## OBJECTIVE
Check each line of the entries below for the string "median" and state how many lines have it, with no other text.

Figure content listings
+ + + + + + +
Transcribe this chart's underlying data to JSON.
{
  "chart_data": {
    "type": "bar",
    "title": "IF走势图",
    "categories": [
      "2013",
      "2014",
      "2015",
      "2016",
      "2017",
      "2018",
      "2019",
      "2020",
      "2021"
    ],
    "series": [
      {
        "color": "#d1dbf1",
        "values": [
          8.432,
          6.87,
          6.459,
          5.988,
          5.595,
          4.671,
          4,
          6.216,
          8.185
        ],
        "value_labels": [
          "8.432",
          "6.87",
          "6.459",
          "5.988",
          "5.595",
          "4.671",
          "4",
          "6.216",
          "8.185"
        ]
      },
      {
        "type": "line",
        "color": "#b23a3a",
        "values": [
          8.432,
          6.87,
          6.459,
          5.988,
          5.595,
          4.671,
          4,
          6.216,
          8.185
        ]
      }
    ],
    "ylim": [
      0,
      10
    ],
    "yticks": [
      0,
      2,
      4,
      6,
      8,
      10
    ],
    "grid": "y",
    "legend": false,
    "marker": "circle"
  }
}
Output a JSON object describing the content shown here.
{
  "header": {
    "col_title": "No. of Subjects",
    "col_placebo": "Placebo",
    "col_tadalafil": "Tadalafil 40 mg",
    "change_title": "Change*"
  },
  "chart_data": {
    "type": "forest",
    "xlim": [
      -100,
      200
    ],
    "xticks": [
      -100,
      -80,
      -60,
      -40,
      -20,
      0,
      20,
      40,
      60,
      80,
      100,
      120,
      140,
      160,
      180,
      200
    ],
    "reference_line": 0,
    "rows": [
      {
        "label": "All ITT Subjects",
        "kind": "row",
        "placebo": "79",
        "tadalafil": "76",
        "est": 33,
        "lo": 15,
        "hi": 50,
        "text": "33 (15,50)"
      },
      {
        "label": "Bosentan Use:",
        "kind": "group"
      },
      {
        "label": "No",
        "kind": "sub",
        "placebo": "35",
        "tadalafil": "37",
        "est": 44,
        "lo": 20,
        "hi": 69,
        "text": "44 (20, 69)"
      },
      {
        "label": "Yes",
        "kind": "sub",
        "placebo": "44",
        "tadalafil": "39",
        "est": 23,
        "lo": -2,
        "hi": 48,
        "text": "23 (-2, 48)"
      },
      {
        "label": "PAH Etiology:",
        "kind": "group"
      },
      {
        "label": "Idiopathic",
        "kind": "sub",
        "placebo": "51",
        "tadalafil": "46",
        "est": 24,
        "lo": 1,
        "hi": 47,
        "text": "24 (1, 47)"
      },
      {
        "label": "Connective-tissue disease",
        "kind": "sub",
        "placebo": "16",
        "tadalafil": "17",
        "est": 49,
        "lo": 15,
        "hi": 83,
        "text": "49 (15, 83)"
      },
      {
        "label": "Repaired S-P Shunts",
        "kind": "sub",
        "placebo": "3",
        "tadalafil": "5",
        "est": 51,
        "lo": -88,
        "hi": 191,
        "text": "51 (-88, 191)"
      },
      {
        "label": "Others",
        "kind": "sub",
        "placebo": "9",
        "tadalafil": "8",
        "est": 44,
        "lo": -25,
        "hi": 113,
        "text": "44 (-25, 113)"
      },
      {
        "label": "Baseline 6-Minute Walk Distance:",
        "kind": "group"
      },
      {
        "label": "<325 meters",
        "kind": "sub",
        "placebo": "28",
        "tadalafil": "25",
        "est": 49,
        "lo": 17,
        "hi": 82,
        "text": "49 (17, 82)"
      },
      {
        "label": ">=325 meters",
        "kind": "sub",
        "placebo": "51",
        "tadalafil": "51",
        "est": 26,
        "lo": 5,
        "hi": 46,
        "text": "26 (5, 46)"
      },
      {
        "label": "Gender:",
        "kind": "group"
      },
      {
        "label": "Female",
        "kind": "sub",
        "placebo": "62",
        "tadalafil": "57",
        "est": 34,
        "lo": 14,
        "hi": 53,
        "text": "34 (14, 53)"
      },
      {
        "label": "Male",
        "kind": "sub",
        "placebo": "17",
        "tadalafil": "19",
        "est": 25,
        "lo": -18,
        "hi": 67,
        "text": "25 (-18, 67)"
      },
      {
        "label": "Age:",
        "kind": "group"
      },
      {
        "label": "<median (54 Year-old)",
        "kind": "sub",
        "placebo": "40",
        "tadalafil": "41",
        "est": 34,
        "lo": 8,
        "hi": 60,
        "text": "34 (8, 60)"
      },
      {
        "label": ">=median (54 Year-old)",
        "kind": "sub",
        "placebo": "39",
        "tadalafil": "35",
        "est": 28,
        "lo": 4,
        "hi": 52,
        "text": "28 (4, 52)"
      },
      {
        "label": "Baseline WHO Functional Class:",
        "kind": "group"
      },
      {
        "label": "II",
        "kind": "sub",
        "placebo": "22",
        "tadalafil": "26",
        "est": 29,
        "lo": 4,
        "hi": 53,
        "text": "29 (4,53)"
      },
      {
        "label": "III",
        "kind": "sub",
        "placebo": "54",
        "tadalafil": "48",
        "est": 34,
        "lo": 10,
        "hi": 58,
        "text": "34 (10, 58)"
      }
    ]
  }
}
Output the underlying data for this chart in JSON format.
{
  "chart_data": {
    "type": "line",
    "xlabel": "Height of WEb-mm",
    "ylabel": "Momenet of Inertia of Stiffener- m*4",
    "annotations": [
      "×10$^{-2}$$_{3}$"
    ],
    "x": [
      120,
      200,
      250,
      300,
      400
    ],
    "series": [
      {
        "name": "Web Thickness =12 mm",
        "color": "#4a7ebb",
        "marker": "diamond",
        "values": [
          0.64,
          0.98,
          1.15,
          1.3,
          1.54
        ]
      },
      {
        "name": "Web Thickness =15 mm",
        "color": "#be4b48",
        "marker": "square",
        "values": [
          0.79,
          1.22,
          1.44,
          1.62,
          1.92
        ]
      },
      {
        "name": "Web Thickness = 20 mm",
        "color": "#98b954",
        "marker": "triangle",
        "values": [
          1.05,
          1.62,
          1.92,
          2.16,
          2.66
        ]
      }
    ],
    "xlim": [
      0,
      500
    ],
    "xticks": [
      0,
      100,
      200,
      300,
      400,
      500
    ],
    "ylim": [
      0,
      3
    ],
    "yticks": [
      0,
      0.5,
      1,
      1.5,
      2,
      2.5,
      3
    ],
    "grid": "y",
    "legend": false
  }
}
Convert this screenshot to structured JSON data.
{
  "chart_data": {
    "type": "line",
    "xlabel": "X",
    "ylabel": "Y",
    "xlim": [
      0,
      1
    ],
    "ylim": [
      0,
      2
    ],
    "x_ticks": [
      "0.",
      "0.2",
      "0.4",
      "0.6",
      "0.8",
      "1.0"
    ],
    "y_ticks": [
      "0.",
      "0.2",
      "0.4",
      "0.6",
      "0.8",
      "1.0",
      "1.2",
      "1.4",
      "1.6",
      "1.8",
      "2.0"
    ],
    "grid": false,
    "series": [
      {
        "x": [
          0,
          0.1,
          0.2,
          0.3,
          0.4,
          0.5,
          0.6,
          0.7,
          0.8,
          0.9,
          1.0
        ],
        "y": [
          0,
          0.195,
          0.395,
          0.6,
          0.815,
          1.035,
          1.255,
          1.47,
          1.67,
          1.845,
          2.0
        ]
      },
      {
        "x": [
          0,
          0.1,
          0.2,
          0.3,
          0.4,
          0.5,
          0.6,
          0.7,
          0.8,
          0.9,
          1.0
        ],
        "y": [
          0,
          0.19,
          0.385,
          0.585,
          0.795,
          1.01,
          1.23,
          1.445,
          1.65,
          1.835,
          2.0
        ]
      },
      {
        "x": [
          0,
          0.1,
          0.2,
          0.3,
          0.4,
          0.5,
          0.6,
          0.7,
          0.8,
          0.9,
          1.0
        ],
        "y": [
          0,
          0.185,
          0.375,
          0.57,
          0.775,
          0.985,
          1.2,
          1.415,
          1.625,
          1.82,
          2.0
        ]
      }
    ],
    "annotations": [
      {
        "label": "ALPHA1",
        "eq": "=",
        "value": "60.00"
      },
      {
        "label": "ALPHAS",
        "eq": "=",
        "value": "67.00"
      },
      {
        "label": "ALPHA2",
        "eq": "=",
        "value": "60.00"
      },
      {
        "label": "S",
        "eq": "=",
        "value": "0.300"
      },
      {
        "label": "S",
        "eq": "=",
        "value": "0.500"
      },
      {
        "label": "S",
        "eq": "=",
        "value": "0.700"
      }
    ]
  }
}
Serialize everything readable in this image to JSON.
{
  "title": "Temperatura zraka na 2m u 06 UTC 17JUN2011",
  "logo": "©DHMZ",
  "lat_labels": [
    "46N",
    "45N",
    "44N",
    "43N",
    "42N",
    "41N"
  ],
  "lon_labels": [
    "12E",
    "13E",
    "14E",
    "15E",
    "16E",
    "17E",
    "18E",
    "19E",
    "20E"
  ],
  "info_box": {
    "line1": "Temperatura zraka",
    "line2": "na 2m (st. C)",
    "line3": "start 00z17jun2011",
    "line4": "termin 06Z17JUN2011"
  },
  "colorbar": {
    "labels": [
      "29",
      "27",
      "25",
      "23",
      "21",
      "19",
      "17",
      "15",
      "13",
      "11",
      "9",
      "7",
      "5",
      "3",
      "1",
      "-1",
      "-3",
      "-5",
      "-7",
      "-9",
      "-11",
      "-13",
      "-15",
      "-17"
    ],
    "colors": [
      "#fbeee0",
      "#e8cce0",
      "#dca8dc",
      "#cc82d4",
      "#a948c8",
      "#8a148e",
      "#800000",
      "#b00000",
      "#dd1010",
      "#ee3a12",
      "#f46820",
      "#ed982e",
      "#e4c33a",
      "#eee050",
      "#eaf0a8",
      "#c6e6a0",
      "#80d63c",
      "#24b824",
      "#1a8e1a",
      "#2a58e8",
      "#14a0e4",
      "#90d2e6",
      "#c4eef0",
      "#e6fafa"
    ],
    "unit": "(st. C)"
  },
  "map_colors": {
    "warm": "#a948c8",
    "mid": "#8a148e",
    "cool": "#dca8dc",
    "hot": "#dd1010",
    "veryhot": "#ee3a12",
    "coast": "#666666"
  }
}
+ + + + + + +
## PROBLEM SOLUTION
2